▶ **Extracted data**:
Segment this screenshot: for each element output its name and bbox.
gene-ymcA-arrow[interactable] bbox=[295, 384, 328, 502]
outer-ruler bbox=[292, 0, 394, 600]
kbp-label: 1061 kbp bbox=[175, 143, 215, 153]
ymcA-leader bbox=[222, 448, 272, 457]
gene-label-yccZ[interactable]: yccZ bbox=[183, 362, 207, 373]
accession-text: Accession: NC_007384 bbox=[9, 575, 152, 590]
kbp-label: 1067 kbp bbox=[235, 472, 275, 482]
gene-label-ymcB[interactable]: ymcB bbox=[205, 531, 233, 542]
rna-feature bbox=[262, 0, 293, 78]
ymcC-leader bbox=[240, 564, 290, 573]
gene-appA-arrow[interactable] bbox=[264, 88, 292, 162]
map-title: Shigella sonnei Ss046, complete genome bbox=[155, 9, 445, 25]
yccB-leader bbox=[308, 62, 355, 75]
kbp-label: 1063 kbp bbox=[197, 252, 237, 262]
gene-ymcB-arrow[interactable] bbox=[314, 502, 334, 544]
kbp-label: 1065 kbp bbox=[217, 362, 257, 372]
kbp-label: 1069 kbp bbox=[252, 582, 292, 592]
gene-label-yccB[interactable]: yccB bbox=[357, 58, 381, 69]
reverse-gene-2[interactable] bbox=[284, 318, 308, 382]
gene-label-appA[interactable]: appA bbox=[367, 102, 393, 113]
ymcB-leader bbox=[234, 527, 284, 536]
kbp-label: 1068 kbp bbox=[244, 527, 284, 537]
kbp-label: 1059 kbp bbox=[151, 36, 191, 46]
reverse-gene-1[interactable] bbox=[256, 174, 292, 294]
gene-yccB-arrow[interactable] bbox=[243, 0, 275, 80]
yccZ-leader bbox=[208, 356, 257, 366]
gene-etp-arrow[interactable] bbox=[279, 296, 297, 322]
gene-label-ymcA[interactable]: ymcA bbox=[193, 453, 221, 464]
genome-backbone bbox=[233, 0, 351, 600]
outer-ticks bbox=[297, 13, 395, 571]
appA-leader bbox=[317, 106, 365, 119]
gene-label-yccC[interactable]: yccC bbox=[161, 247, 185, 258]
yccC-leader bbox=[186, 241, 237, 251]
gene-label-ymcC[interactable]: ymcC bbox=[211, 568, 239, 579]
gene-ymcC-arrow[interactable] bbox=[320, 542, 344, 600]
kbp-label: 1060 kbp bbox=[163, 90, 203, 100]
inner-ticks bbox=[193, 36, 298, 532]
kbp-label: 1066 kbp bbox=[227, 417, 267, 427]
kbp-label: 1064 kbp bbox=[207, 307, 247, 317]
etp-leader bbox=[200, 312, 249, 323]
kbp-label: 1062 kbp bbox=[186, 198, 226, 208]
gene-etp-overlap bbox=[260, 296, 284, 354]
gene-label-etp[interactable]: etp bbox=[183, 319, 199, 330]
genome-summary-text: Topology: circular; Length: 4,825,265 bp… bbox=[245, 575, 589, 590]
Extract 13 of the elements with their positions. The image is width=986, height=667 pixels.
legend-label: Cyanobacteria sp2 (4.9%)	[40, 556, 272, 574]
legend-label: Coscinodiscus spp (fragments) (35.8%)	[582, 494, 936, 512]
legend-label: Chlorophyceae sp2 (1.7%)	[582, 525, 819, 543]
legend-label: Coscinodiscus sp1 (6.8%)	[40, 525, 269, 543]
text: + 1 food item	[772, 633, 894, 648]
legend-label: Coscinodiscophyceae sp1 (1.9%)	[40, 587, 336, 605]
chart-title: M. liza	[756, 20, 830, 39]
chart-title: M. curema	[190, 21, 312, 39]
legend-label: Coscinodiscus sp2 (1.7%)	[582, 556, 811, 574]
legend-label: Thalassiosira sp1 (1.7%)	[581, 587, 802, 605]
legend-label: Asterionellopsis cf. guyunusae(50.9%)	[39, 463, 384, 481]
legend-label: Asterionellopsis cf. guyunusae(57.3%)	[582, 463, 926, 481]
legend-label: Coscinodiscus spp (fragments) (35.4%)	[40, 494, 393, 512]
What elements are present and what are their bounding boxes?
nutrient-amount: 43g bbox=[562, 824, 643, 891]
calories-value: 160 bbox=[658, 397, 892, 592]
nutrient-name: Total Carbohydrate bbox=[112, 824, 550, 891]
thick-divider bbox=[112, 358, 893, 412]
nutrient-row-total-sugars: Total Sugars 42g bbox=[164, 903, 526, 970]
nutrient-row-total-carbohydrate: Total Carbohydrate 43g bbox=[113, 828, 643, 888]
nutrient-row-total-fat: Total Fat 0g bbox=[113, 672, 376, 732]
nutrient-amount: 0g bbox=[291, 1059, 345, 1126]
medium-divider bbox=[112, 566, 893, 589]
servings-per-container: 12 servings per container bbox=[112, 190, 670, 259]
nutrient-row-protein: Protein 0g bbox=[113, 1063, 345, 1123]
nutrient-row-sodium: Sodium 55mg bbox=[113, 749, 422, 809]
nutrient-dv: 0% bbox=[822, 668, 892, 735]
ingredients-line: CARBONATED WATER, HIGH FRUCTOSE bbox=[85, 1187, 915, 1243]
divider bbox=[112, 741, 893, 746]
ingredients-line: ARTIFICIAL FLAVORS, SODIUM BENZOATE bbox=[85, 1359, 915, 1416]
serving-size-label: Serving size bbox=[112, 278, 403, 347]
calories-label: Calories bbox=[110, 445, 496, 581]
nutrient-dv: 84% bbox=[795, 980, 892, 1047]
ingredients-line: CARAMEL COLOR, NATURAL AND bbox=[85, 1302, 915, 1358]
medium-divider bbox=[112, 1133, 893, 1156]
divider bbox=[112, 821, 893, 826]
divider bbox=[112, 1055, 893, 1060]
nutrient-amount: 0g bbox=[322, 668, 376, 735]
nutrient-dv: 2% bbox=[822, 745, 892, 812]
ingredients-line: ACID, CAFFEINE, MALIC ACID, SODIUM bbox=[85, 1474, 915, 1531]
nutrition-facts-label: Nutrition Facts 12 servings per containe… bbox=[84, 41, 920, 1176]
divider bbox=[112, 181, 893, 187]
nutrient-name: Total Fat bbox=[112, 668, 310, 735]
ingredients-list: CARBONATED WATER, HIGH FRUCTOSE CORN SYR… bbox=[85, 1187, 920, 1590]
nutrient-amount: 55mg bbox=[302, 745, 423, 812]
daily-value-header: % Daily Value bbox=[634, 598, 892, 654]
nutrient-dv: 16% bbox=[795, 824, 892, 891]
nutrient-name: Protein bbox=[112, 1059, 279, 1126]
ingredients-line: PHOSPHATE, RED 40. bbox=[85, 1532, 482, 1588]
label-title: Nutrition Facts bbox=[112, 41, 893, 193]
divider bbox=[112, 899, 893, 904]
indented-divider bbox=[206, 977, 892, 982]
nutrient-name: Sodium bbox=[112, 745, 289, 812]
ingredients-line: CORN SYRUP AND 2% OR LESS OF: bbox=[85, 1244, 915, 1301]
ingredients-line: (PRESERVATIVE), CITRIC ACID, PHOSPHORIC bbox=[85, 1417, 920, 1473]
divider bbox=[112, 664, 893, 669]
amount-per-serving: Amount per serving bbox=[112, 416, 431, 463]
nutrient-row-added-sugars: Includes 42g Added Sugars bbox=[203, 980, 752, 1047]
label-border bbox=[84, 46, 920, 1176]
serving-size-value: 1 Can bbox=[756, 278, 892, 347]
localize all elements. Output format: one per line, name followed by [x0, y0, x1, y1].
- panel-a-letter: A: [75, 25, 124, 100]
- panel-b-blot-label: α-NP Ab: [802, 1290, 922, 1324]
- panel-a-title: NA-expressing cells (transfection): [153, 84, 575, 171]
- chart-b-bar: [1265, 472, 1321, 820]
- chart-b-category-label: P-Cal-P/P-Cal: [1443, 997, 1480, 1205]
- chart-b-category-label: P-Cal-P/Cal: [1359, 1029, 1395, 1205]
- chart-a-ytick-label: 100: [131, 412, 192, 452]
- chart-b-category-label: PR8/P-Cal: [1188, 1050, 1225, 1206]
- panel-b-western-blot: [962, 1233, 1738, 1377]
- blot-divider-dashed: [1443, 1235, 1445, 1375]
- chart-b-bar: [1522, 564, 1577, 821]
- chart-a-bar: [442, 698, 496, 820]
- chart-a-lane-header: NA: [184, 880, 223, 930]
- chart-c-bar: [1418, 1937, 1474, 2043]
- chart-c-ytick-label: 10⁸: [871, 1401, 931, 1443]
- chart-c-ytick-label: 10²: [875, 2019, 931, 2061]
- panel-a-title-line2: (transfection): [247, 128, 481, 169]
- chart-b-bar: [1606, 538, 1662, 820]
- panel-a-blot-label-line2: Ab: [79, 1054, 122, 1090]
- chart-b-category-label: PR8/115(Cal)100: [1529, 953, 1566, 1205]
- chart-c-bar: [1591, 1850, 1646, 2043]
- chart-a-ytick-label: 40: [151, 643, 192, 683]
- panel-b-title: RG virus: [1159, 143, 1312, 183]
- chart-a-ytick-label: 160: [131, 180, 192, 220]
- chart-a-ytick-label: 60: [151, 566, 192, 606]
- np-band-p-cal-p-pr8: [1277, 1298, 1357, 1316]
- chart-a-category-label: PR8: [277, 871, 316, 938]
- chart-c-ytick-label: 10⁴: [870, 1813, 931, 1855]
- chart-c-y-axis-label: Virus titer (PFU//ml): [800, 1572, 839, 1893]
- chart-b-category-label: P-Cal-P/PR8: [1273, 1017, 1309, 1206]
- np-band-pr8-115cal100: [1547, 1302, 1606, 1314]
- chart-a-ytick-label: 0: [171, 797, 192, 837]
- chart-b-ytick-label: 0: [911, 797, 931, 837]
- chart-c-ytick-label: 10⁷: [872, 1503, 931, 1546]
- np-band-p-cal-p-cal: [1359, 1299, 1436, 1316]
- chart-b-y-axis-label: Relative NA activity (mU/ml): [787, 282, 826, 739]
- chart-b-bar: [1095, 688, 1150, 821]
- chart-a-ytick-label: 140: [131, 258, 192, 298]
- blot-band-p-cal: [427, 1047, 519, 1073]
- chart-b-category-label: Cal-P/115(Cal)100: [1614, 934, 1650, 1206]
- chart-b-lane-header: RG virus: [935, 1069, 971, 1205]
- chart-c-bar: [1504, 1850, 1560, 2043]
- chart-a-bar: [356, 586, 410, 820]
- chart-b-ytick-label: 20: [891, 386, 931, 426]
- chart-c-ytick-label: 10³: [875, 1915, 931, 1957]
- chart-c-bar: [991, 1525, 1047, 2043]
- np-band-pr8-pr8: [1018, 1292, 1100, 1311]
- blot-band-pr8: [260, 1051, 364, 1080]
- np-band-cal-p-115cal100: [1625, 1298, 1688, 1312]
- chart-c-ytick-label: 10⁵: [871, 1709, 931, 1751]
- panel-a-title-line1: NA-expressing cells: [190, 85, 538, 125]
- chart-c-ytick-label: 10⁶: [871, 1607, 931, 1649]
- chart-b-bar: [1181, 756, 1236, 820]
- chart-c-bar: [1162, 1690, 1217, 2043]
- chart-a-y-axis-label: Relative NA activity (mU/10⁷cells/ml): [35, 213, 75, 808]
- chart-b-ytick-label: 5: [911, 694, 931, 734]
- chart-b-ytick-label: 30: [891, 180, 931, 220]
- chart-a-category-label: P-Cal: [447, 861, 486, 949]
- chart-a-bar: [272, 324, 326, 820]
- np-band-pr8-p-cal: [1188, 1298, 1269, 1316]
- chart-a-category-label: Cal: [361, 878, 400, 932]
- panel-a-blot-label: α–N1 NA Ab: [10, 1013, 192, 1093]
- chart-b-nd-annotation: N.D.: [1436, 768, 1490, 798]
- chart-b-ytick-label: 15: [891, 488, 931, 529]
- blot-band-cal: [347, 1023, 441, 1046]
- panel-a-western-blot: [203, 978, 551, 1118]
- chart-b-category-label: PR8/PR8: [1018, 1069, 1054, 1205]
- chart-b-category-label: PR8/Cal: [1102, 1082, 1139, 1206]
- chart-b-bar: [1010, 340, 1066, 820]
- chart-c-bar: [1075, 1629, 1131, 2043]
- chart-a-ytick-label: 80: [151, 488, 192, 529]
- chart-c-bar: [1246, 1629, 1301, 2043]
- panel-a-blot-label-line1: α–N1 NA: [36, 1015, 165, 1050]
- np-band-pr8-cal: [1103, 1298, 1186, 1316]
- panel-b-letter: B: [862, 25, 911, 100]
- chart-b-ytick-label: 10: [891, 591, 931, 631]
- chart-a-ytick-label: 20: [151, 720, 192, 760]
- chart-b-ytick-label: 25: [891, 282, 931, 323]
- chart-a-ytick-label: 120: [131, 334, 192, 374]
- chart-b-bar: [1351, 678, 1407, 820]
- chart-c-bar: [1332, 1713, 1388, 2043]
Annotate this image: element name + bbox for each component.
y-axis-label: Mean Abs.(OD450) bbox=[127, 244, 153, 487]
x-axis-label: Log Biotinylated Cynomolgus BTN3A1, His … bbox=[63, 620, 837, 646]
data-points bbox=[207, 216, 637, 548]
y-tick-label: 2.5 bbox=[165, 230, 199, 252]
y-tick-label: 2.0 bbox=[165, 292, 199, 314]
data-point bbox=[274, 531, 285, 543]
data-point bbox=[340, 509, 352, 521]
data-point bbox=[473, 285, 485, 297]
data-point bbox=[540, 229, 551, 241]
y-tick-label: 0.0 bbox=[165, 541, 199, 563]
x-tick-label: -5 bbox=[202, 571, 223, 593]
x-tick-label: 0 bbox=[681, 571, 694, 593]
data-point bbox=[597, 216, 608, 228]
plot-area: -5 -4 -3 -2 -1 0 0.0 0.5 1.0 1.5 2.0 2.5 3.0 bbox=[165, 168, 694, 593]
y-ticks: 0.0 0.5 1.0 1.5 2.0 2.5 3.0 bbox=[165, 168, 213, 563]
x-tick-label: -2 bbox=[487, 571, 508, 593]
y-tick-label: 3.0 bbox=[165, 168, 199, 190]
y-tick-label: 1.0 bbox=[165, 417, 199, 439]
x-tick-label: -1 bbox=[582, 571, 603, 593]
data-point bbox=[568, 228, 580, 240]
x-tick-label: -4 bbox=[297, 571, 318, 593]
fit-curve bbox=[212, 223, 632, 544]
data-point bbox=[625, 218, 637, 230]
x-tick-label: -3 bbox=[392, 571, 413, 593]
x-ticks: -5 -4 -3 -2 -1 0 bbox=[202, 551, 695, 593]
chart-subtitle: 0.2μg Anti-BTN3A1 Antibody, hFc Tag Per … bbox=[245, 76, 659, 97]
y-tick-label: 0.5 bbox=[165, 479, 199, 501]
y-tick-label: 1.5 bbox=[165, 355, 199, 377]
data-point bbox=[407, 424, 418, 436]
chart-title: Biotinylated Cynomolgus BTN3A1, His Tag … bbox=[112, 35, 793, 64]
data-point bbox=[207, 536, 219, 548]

▶ **Problem**:
The final stretch of the listing, from the line containing "Annotate this image: element" through its last line, both included, is to be output exactly and by itself.

▶ **Solution to the exercise**:
Annotate this image: element name + bbox for each component.
y-axis-label: Mean Abs.(OD450) bbox=[127, 244, 153, 487]
x-axis-label: Log Biotinylated Cynomolgus BTN3A1, His … bbox=[63, 620, 837, 646]
data-points bbox=[207, 216, 637, 548]
y-tick-label: 2.5 bbox=[165, 230, 199, 252]
y-tick-label: 2.0 bbox=[165, 292, 199, 314]
data-point bbox=[274, 531, 285, 543]
data-point bbox=[340, 509, 352, 521]
data-point bbox=[473, 285, 485, 297]
data-point bbox=[540, 229, 551, 241]
y-tick-label: 0.0 bbox=[165, 541, 199, 563]
x-tick-label: -5 bbox=[202, 571, 223, 593]
x-tick-label: 0 bbox=[681, 571, 694, 593]
data-point bbox=[597, 216, 608, 228]
plot-area: -5 -4 -3 -2 -1 0 0.0 0.5 1.0 1.5 2.0 2.5 3.0 bbox=[165, 168, 694, 593]
y-ticks: 0.0 0.5 1.0 1.5 2.0 2.5 3.0 bbox=[165, 168, 213, 563]
x-tick-label: -2 bbox=[487, 571, 508, 593]
y-tick-label: 3.0 bbox=[165, 168, 199, 190]
y-tick-label: 1.0 bbox=[165, 417, 199, 439]
x-tick-label: -1 bbox=[582, 571, 603, 593]
data-point bbox=[568, 228, 580, 240]
x-tick-label: -4 bbox=[297, 571, 318, 593]
fit-curve bbox=[212, 223, 632, 544]
data-point bbox=[625, 218, 637, 230]
x-tick-label: -3 bbox=[392, 571, 413, 593]
x-ticks: -5 -4 -3 -2 -1 0 bbox=[202, 551, 695, 593]
chart-subtitle: 0.2μg Anti-BTN3A1 Antibody, hFc Tag Per … bbox=[245, 76, 659, 97]
y-tick-label: 0.5 bbox=[165, 479, 199, 501]
y-tick-label: 1.5 bbox=[165, 355, 199, 377]
data-point bbox=[407, 424, 418, 436]
chart-title: Biotinylated Cynomolgus BTN3A1, His Tag … bbox=[112, 35, 793, 64]
data-point bbox=[207, 536, 219, 548]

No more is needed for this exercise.